**WHAT IS BEING ASKED:**
Below are the records; pull every line that includes "inhaled".

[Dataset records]

== Segment start ==

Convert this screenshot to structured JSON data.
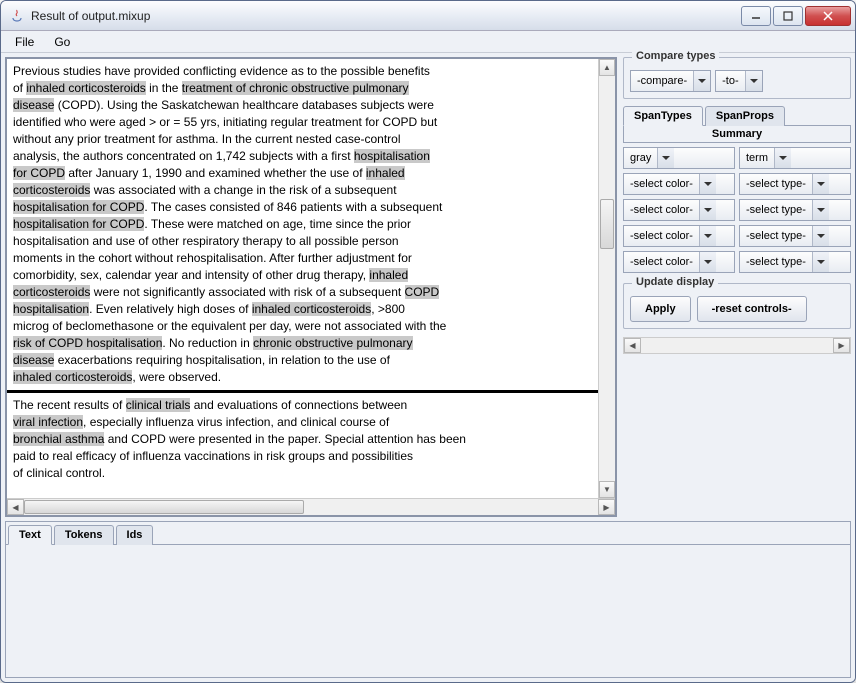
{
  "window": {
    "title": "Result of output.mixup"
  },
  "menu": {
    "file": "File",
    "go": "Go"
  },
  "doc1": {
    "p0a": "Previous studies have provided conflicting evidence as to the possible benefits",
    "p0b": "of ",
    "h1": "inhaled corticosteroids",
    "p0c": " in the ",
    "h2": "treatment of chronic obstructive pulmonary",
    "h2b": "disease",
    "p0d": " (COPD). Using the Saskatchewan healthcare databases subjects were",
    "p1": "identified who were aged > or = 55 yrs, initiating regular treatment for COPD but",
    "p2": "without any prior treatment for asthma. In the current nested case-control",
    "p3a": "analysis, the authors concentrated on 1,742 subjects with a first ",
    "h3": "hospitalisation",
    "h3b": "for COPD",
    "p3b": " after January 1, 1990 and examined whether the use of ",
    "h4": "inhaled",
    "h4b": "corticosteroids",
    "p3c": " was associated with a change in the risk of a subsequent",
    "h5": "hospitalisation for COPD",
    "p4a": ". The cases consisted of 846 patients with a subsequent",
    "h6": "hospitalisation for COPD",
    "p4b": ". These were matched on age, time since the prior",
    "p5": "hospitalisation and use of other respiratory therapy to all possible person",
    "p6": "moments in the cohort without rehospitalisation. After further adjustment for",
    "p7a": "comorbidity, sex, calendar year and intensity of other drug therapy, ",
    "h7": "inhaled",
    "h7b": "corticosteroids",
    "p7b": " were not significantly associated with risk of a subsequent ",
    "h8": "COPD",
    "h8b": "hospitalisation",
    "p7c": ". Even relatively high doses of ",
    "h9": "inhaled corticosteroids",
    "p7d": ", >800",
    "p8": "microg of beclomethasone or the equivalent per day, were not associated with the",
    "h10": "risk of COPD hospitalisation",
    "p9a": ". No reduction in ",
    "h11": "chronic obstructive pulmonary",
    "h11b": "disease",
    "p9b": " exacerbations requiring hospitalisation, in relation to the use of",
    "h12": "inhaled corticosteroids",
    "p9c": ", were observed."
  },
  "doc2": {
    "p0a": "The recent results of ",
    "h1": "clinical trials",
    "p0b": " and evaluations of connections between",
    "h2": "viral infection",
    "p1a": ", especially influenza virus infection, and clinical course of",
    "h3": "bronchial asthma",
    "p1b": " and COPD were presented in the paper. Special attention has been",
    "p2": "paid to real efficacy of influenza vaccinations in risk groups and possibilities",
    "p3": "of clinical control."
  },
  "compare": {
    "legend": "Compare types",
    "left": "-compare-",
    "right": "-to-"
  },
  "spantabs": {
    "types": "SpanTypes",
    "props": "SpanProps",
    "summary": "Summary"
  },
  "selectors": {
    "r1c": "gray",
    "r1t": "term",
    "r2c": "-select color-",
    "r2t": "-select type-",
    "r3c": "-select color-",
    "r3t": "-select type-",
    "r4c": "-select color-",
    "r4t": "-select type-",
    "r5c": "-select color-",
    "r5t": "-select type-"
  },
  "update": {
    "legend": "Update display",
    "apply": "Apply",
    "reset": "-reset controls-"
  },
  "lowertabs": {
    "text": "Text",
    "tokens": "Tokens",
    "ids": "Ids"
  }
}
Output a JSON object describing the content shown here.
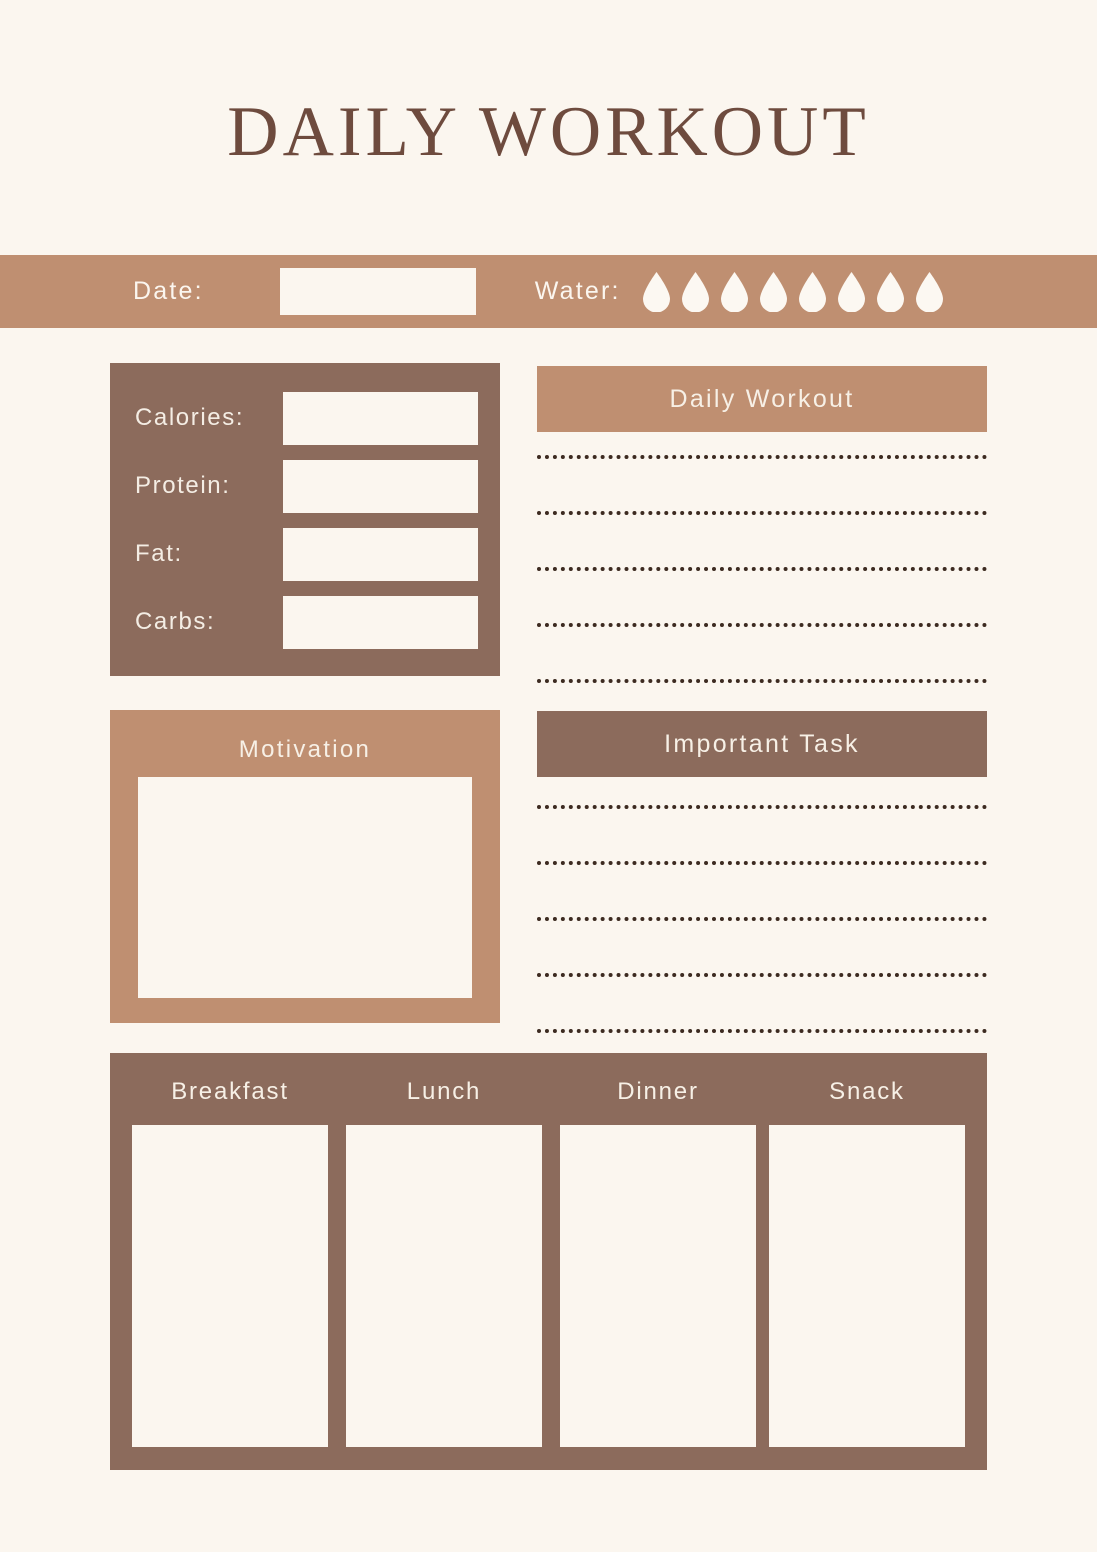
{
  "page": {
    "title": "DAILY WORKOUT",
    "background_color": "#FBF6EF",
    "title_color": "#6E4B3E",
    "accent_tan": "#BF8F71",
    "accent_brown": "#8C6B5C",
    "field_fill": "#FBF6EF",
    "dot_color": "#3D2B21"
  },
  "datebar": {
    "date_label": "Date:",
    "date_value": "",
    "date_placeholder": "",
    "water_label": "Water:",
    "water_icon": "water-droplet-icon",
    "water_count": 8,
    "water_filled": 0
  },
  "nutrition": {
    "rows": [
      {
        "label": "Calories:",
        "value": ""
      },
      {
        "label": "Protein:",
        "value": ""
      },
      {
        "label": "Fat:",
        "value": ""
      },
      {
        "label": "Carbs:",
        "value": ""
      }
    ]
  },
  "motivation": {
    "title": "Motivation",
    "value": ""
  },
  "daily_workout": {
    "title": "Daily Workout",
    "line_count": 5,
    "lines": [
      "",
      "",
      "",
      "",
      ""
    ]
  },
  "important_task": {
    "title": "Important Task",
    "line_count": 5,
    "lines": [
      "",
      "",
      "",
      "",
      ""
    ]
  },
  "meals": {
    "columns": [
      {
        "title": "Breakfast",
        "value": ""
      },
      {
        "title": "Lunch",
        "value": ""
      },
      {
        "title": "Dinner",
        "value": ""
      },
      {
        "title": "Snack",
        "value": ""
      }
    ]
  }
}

== Segment end ==
== Segment start ==

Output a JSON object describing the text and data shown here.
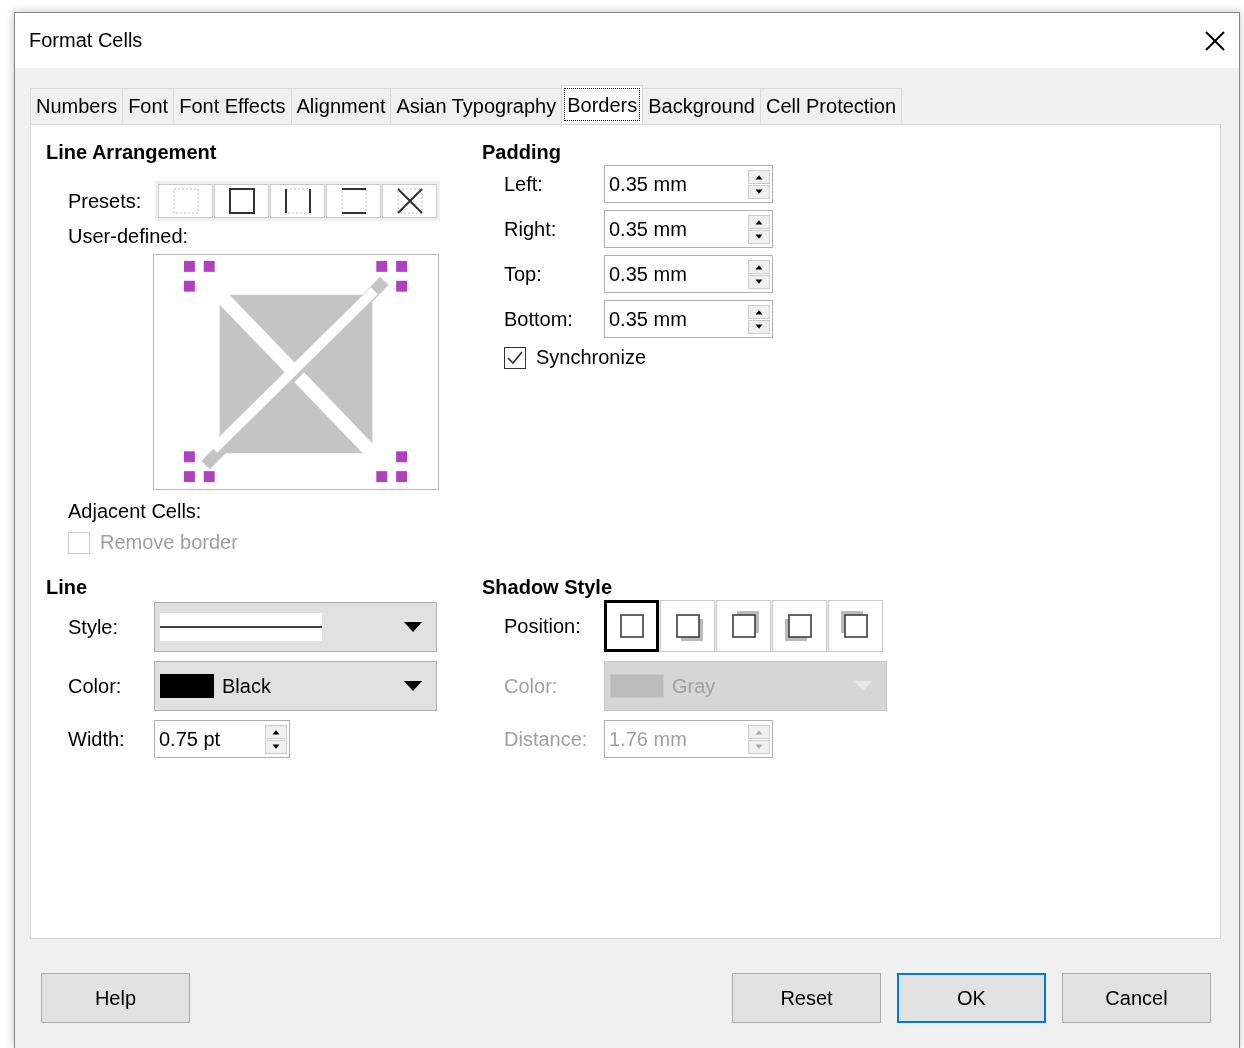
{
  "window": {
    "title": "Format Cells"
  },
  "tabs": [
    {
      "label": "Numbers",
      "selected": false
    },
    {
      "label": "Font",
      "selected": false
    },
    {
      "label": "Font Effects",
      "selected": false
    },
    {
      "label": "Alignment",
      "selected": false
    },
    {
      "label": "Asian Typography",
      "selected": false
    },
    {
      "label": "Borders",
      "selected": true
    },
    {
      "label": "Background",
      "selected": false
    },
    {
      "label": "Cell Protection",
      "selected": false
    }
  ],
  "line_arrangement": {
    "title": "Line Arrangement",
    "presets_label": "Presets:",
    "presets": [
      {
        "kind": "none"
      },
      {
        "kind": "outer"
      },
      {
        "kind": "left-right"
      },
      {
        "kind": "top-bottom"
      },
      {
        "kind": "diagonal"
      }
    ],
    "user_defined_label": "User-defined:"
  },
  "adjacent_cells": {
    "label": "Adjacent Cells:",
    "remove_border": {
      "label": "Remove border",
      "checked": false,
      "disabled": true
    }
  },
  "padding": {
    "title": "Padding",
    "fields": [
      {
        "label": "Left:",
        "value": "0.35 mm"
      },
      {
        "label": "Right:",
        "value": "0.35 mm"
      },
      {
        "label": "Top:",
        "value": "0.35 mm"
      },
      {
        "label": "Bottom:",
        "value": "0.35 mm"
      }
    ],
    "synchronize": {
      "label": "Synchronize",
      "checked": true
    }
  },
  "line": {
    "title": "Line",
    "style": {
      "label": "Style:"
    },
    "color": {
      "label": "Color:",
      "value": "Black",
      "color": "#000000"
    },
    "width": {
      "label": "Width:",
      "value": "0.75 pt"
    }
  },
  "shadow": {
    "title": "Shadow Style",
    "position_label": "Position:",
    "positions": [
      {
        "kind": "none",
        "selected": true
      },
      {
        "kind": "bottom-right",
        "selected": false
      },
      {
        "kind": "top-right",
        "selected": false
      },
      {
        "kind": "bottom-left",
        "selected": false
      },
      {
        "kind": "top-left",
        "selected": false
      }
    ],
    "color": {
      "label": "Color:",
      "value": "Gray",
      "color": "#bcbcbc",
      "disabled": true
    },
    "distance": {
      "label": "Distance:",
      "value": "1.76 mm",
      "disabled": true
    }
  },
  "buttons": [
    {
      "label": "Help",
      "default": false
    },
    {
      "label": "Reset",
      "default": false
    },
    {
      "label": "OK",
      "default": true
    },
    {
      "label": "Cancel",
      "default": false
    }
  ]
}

== Segment end ==
== Segment start ==

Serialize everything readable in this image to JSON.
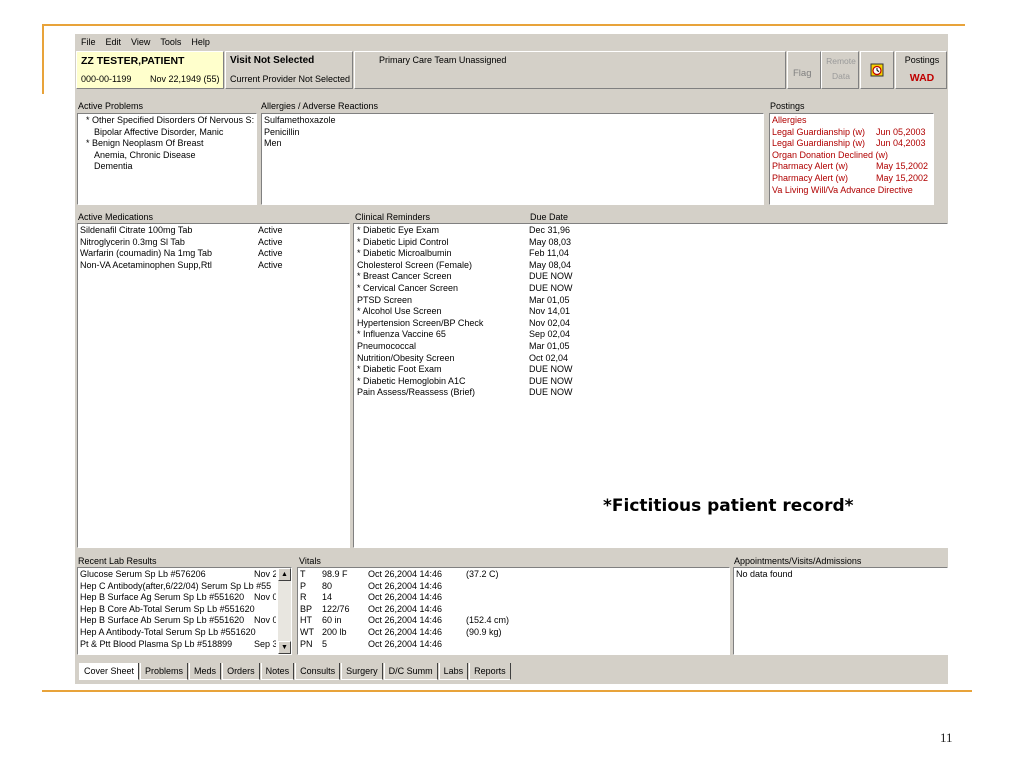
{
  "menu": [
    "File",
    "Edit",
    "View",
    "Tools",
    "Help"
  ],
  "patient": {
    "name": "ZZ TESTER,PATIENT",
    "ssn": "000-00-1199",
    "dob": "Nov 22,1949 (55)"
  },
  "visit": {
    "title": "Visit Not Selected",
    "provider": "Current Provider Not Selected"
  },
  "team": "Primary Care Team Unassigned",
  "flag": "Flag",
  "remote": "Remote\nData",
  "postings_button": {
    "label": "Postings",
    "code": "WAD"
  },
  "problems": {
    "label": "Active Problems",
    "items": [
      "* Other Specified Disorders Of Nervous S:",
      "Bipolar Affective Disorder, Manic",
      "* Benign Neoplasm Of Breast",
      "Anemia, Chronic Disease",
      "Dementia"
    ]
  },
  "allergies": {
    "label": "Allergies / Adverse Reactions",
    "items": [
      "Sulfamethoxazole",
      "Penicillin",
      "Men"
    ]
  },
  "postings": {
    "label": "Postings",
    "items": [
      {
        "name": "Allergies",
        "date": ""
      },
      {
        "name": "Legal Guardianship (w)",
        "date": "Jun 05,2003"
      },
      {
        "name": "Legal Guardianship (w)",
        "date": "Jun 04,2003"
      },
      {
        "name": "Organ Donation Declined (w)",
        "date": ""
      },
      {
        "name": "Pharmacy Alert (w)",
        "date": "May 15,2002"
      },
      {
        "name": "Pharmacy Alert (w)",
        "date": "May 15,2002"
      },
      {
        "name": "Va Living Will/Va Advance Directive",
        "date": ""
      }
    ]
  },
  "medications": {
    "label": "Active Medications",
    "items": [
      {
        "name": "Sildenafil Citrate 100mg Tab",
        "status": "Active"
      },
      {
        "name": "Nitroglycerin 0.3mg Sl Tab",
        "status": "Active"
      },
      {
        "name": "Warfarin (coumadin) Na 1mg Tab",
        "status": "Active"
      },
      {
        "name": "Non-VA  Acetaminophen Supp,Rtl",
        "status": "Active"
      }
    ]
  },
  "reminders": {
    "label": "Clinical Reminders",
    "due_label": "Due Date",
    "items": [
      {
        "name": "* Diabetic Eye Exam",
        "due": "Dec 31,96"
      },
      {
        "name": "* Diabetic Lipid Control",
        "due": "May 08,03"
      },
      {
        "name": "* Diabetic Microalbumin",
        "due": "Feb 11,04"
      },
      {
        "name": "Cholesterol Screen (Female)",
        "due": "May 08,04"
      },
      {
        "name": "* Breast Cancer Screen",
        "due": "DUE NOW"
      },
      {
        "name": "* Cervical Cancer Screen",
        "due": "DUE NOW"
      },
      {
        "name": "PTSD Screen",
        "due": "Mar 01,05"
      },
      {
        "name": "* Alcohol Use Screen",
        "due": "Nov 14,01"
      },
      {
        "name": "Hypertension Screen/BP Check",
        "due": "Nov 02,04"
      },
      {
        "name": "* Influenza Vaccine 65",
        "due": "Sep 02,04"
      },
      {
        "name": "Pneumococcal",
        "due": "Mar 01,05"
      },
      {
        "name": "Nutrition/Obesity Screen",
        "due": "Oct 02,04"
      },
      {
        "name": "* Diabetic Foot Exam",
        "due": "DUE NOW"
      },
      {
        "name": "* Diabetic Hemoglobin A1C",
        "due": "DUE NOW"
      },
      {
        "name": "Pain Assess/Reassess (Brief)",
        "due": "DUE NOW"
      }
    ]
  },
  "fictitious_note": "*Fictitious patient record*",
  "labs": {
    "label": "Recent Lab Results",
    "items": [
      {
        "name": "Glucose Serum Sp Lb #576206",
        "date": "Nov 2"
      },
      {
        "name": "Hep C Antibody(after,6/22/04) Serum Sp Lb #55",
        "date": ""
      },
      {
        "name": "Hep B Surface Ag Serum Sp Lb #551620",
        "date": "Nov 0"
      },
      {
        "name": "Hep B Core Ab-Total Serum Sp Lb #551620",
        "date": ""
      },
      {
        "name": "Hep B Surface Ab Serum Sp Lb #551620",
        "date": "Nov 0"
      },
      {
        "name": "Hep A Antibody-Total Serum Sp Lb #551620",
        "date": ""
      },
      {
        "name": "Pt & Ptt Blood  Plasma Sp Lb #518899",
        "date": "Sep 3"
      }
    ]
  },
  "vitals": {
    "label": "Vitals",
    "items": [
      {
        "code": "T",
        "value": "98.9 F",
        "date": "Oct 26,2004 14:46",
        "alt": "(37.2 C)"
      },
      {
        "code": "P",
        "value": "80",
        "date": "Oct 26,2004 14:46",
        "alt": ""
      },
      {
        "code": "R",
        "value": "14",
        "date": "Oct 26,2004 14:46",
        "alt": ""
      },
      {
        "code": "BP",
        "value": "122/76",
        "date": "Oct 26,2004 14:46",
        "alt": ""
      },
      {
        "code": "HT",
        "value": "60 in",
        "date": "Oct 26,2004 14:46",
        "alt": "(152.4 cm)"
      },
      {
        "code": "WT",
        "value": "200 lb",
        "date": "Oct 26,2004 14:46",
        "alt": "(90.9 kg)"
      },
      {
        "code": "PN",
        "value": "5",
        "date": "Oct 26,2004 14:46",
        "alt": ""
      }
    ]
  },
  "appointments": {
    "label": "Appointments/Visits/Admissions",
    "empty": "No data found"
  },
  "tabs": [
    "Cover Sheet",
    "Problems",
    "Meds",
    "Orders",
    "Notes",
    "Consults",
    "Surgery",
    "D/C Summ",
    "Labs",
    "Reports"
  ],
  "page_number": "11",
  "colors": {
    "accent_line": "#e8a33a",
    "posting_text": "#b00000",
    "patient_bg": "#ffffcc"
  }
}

== Segment end ==

**ANSWER BELOW:**
    "h1": "inhaled corticosteroids",
    "h4": "inhaled",
    "h7": "inhaled",
    "h9": "inhaled corticosteroids",
    "h12": "inhaled corticosteroids",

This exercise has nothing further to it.